--- BEGIN Available data ---

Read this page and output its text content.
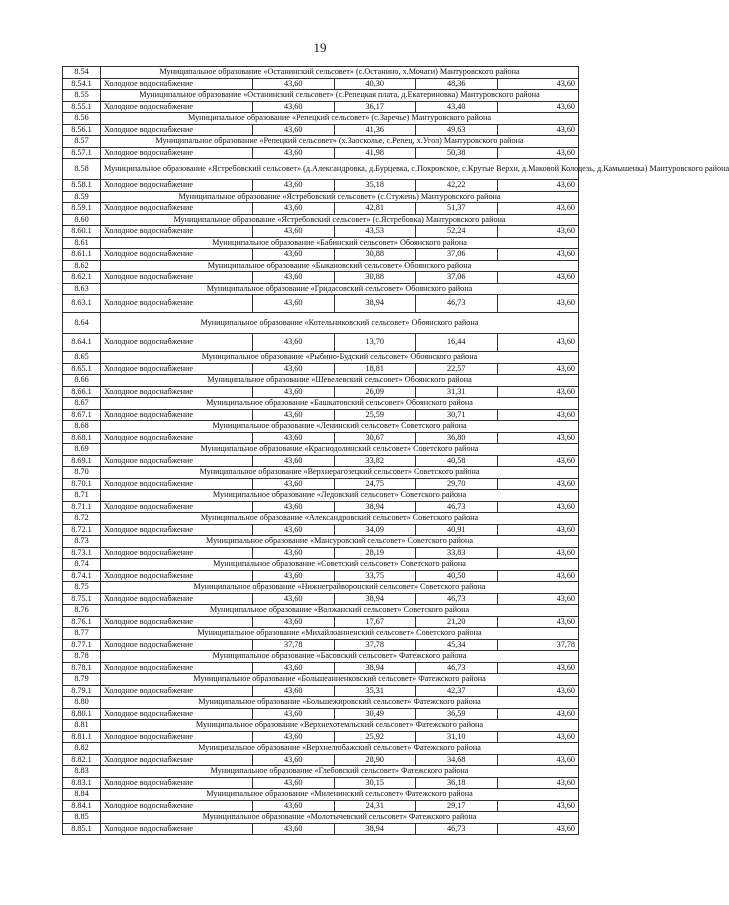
19
8.54	Муниципальное образование «Останинский сельсовет» (с.Останино, х.Мочаги) Мантуровского района				
8.54.1	Холодное водоснабжение	43,60	40,30	48,36	43,60
8.55	Муниципальное образование «Останинский сельсовет» (с.Репецкая плата, д.Екатериновка) Мантуровского района				
8.55.1	Холодное водоснабжение	43,60	36,17	43,40	43,60
8.56	Муниципальное образование «Репецкий сельсовет» (с.Заречье) Мантуровского района				
8.56.1	Холодное водоснабжение	43,60	41,36	49,63	43,60
8.57	Муниципальное образование «Репецкий сельсовет» (х.Заосколье, с.Репец, х.Угол) Мантуровского района				
8.57.1	Холодное водоснабжение	43,60	41,98	50,38	43,60
8.58	Муниципальное образование «Ястребовский сельсовет» (д.Александровка, д.Бурцевка, с.Покровское, с.Крутые Верхи, д.Маковой Колодезь, д.Камышенка) Мантуровского района				
8.58.1	Холодное водоснабжение	43,60	35,18	42,22	43,60
8.59	Муниципальное образование «Ястребовский сельсовет» (с.Стужень) Мантуровского района				
8.59.1	Холодное водоснабжение	43,60	42,81	51,37	43,60
8.60	Муниципальное образование «Ястребовский сельсовет» (с.Ястребовка) Мантуровского района				
8.60.1	Холодное водоснабжение	43,60	43,53	52,24	43,60
8.61	Муниципальное образование «Бабинский сельсовет» Обоянского района				
8.61.1	Холодное водоснабжение	43,60	30,88	37,06	43,60
8.62	Муниципальное образование «Быкановский сельсовет» Обоянского района				
8.62.1	Холодное водоснабжение	43,60	30,88	37,06	43,60
8.63	Муниципальное образование «Гридасовский сельсовет» Обоянского района				
8.63.1	Холодное водоснабжение	43,60	38,94	46,73	43,60
8.64	Муниципальное образование «Котельниковский сельсовет» Обоянского района				
8.64.1	Холодное водоснабжение	43,60	13,70	16,44	43,60
8.65	Муниципальное образование «Рыбино-Будский сельсовет» Обоянского района				
8.65.1	Холодное водоснабжение	43,60	18,81	22,57	43,60
8.66	Муниципальное образование «Шевелевский сельсовет» Обоянского района				
8.66.1	Холодное водоснабжение	43,60	26,09	31,31	43,60
8.67	Муниципальное образование «Башкатовский сельсовет» Обоянского района				
8.67.1	Холодное водоснабжение	43,60	25,59	30,71	43,60
8.68	Муниципальное образование «Ленинский сельсовет» Советского района				
8.68.1	Холодное водоснабжение	43,60	30,67	36,80	43,60
8.69	Муниципальное образование «Краснодолинский сельсовет» Советского района				
8.69.1	Холодное водоснабжение	43,60	33,82	40,58	43,60
8.70	Муниципальное образование «Верхнерагозецкий сельсовет» Советского района				
8.70.1	Холодное водоснабжение	43,60	24,75	29,70	43,60
8.71	Муниципальное образование «Ледовский сельсовет» Советского района				
8.71.1	Холодное водоснабжение	43,60	38,94	46,73	43,60
8.72	Муниципальное образование «Александровский сельсовет» Советского района				
8.72.1	Холодное водоснабжение	43,60	34,09	40,91	43,60
8.73	Муниципальное образование «Мансуровский сельсовет» Советского района				
8.73.1	Холодное водоснабжение	43,60	28,19	33,83	43,60
8.74	Муниципальное образование «Советский сельсовет» Советского района				
8.74.1	Холодное водоснабжение	43,60	33,75	40,50	43,60
8.75	Муниципальное образование «Нижнеграйворонский сельсовет» Советского района				
8.75.1	Холодное водоснабжение	43,60	38,94	46,73	43,60
8.76	Муниципальное образование «Волжанский сельсовет» Советского района				
8.76.1	Холодное водоснабжение	43,60	17,67	21,20	43,60
8.77	Муниципальное образование «Михайлоанненский сельсовет» Советского района				
8.77.1	Холодное водоснабжение	37,78	37,78	45,34	37,78
8.78	Муниципальное образование «Басовский сельсовет» Фатежского района				
8.78.1	Холодное водоснабжение	43,60	38,94	46,73	43,60
8.79	Муниципальное образование «Большеанненковский сельсовет» Фатежского района				
8.79.1	Холодное водоснабжение	43,60	35,31	42,37	43,60
8.80	Муниципальное образование «Большежировский сельсовет» Фатежского района				
8.80.1	Холодное водоснабжение	43,60	30,49	36,59	43,60
8.81	Муниципальное образование «Верхнехотемльский сельсовет» Фатежского района				
8.81.1	Холодное водоснабжение	43,60	25,92	31,10	43,60
8.82	Муниципальное образование «Верхнелюбажский сельсовет» Фатежского района				
8.82.1	Холодное водоснабжение	43,60	28,90	34,68	43,60
8.83	Муниципальное образование «Глебовский сельсовет» Фатежского района				
8.83.1	Холодное водоснабжение	43,60	30,15	36,18	43,60
8.84	Муниципальное образование «Миленинский сельсовет» Фатежского района				
8.84.1	Холодное водоснабжение	43,60	24,31	29,17	43,60
8.85	Муниципальное образование «Молотычевский сельсовет» Фатежского района				
8.85.1	Холодное водоснабжение	43,60	38,94	46,73	43,60
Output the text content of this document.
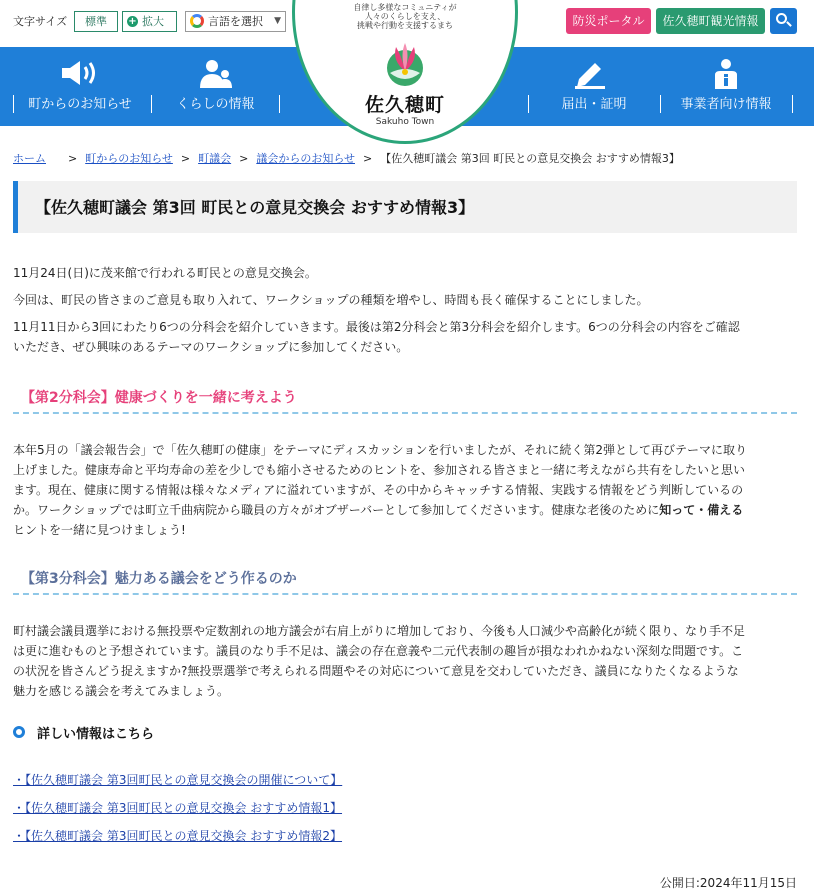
文字サイズ	標準	+ 拡大	言語を選択 ▼	防災ポータル	佐久穂町観光情報
町からのお知らせ	くらしの情報	届出・証明	事業者向け情報
自律し多様なコミュニティが
人々のくらしを支え、
挑戦や行動を支援するまち
佐久穂町
Sakuho Town
ホーム > 町からのお知らせ > 町議会 > 議会からのお知らせ > 【佐久穂町議会 第3回 町民との意見交換会 おすすめ情報3】
【佐久穂町議会 第3回 町民との意見交換会 おすすめ情報3】
11月24日(日)に茂来館で行われる町民との意見交換会。
今回は、町民の皆さまのご意見も取り入れて、ワークショップの種類を増やし、時間も長く確保することにしました。
11月11日から3回にわたり6つの分科会を紹介していきます。最後は第2分科会と第3分科会を紹介します。6つの分科会の内容をご確認
いただき、ぜひ興味のあるテーマのワークショップに参加してください。
【第2分科会】健康づくりを一緒に考えよう
本年5月の「議会報告会」で「佐久穂町の健康」をテーマにディスカッションを行いましたが、それに続く第2弾として再びテーマに取り
上げました。健康寿命と平均寿命の差を少しでも縮小させるためのヒントを、参加される皆さまと一緒に考えながら共有をしたいと思い
ます。現在、健康に関する情報は様々なメディアに溢れていますが、その中からキャッチする情報、実践する情報をどう判断しているの
か。ワークショップでは町立千曲病院から職員の方々がオブザーバーとして参加してくださいます。健康な老後のために知って・備える
ヒントを一緒に見つけましょう!
【第3分科会】魅力ある議会をどう作るのか
町村議会議員選挙における無投票や定数割れの地方議会が右肩上がりに増加しており、今後も人口減少や高齢化が続く限り、なり手不足
は更に進むものと予想されています。議員のなり手不足は、議会の存在意義や二元代表制の趣旨が損なわれかねない深刻な問題です。こ
の状況を皆さんどう捉えますか?無投票選挙で考えられる問題やその対応について意見を交わしていただき、議員になりたくなるような
魅力を感じる議会を考えてみましょう。
詳しい情報はこちら
・【佐久穂町議会 第3回町民との意見交換会の開催について】
・【佐久穂町議会 第3回町民との意見交換会 おすすめ情報1】
・【佐久穂町議会 第3回町民との意見交換会 おすすめ情報2】
公開日:2024年11月15日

--- END Available data ---

- [Direction] Output an exact copy of the material, with the pictures removed.

- [Complete output]
Read this page and output its text content.
19
8.54	Муниципальное образование «Останинский сельсовет» (с.Останино, х.Мочаги) Мантуровского района				
8.54.1	Холодное водоснабжение	43,60	40,30	48,36	43,60
8.55	Муниципальное образование «Останинский сельсовет» (с.Репецкая плата, д.Екатериновка) Мантуровского района				
8.55.1	Холодное водоснабжение	43,60	36,17	43,40	43,60
8.56	Муниципальное образование «Репецкий сельсовет» (с.Заречье) Мантуровского района				
8.56.1	Холодное водоснабжение	43,60	41,36	49,63	43,60
8.57	Муниципальное образование «Репецкий сельсовет» (х.Заосколье, с.Репец, х.Угол) Мантуровского района				
8.57.1	Холодное водоснабжение	43,60	41,98	50,38	43,60
8.58	Муниципальное образование «Ястребовский сельсовет» (д.Александровка, д.Бурцевка, с.Покровское, с.Крутые Верхи, д.Маковой Колодезь, д.Камышенка) Мантуровского района				
8.58.1	Холодное водоснабжение	43,60	35,18	42,22	43,60
8.59	Муниципальное образование «Ястребовский сельсовет» (с.Стужень) Мантуровского района				
8.59.1	Холодное водоснабжение	43,60	42,81	51,37	43,60
8.60	Муниципальное образование «Ястребовский сельсовет» (с.Ястребовка) Мантуровского района				
8.60.1	Холодное водоснабжение	43,60	43,53	52,24	43,60
8.61	Муниципальное образование «Бабинский сельсовет» Обоянского района				
8.61.1	Холодное водоснабжение	43,60	30,88	37,06	43,60
8.62	Муниципальное образование «Быкановский сельсовет» Обоянского района				
8.62.1	Холодное водоснабжение	43,60	30,88	37,06	43,60
8.63	Муниципальное образование «Гридасовский сельсовет» Обоянского района				
8.63.1	Холодное водоснабжение	43,60	38,94	46,73	43,60
8.64	Муниципальное образование «Котельниковский сельсовет» Обоянского района				
8.64.1	Холодное водоснабжение	43,60	13,70	16,44	43,60
8.65	Муниципальное образование «Рыбино-Будский сельсовет» Обоянского района				
8.65.1	Холодное водоснабжение	43,60	18,81	22,57	43,60
8.66	Муниципальное образование «Шевелевский сельсовет» Обоянского района				
8.66.1	Холодное водоснабжение	43,60	26,09	31,31	43,60
8.67	Муниципальное образование «Башкатовский сельсовет» Обоянского района				
8.67.1	Холодное водоснабжение	43,60	25,59	30,71	43,60
8.68	Муниципальное образование «Ленинский сельсовет» Советского района				
8.68.1	Холодное водоснабжение	43,60	30,67	36,80	43,60
8.69	Муниципальное образование «Краснодолинский сельсовет» Советского района				
8.69.1	Холодное водоснабжение	43,60	33,82	40,58	43,60
8.70	Муниципальное образование «Верхнерагозецкий сельсовет» Советского района				
8.70.1	Холодное водоснабжение	43,60	24,75	29,70	43,60
8.71	Муниципальное образование «Ледовский сельсовет» Советского района				
8.71.1	Холодное водоснабжение	43,60	38,94	46,73	43,60
8.72	Муниципальное образование «Александровский сельсовет» Советского района				
8.72.1	Холодное водоснабжение	43,60	34,09	40,91	43,60
8.73	Муниципальное образование «Мансуровский сельсовет» Советского района				
8.73.1	Холодное водоснабжение	43,60	28,19	33,83	43,60
8.74	Муниципальное образование «Советский сельсовет» Советского района				
8.74.1	Холодное водоснабжение	43,60	33,75	40,50	43,60
8.75	Муниципальное образование «Нижнеграйворонский сельсовет» Советского района				
8.75.1	Холодное водоснабжение	43,60	38,94	46,73	43,60
8.76	Муниципальное образование «Волжанский сельсовет» Советского района				
8.76.1	Холодное водоснабжение	43,60	17,67	21,20	43,60
8.77	Муниципальное образование «Михайлоанненский сельсовет» Советского района				
8.77.1	Холодное водоснабжение	37,78	37,78	45,34	37,78
8.78	Муниципальное образование «Басовский сельсовет» Фатежского района				
8.78.1	Холодное водоснабжение	43,60	38,94	46,73	43,60
8.79	Муниципальное образование «Большеанненковский сельсовет» Фатежского района				
8.79.1	Холодное водоснабжение	43,60	35,31	42,37	43,60
8.80	Муниципальное образование «Большежировский сельсовет» Фатежского района				
8.80.1	Холодное водоснабжение	43,60	30,49	36,59	43,60
8.81	Муниципальное образование «Верхнехотемльский сельсовет» Фатежского района				
8.81.1	Холодное водоснабжение	43,60	25,92	31,10	43,60
8.82	Муниципальное образование «Верхнелюбажский сельсовет» Фатежского района				
8.82.1	Холодное водоснабжение	43,60	28,90	34,68	43,60
8.83	Муниципальное образование «Глебовский сельсовет» Фатежского района				
8.83.1	Холодное водоснабжение	43,60	30,15	36,18	43,60
8.84	Муниципальное образование «Миленинский сельсовет» Фатежского района				
8.84.1	Холодное водоснабжение	43,60	24,31	29,17	43,60
8.85	Муниципальное образование «Молотычевский сельсовет» Фатежского района				
8.85.1	Холодное водоснабжение	43,60	38,94	46,73	43,60
Output the text content of this document.
文字サイズ	標準	+ 拡大	言語を選択 ▼	防災ポータル	佐久穂町観光情報
町からのお知らせ	くらしの情報	届出・証明	事業者向け情報
自律し多様なコミュニティが
人々のくらしを支え、
挑戦や行動を支援するまち
佐久穂町
Sakuho Town
ホーム > 町からのお知らせ > 町議会 > 議会からのお知らせ > 【佐久穂町議会 第3回 町民との意見交換会 おすすめ情報3】
【佐久穂町議会 第3回 町民との意見交換会 おすすめ情報3】
11月24日(日)に茂来館で行われる町民との意見交換会。
今回は、町民の皆さまのご意見も取り入れて、ワークショップの種類を増やし、時間も長く確保することにしました。
11月11日から3回にわたり6つの分科会を紹介していきます。最後は第2分科会と第3分科会を紹介します。6つの分科会の内容をご確認
いただき、ぜひ興味のあるテーマのワークショップに参加してください。
【第2分科会】健康づくりを一緒に考えよう
本年5月の「議会報告会」で「佐久穂町の健康」をテーマにディスカッションを行いましたが、それに続く第2弾として再びテーマに取り
上げました。健康寿命と平均寿命の差を少しでも縮小させるためのヒントを、参加される皆さまと一緒に考えながら共有をしたいと思い
ます。現在、健康に関する情報は様々なメディアに溢れていますが、その中からキャッチする情報、実践する情報をどう判断しているの
か。ワークショップでは町立千曲病院から職員の方々がオブザーバーとして参加してくださいます。健康な老後のために知って・備える
ヒントを一緒に見つけましょう!
【第3分科会】魅力ある議会をどう作るのか
町村議会議員選挙における無投票や定数割れの地方議会が右肩上がりに増加しており、今後も人口減少や高齢化が続く限り、なり手不足
は更に進むものと予想されています。議員のなり手不足は、議会の存在意義や二元代表制の趣旨が損なわれかねない深刻な問題です。こ
の状況を皆さんどう捉えますか?無投票選挙で考えられる問題やその対応について意見を交わしていただき、議員になりたくなるような
魅力を感じる議会を考えてみましょう。
詳しい情報はこちら
・【佐久穂町議会 第3回町民との意見交換会の開催について】
・【佐久穂町議会 第3回町民との意見交換会 おすすめ情報1】
・【佐久穂町議会 第3回町民との意見交換会 おすすめ情報2】
公開日:2024年11月15日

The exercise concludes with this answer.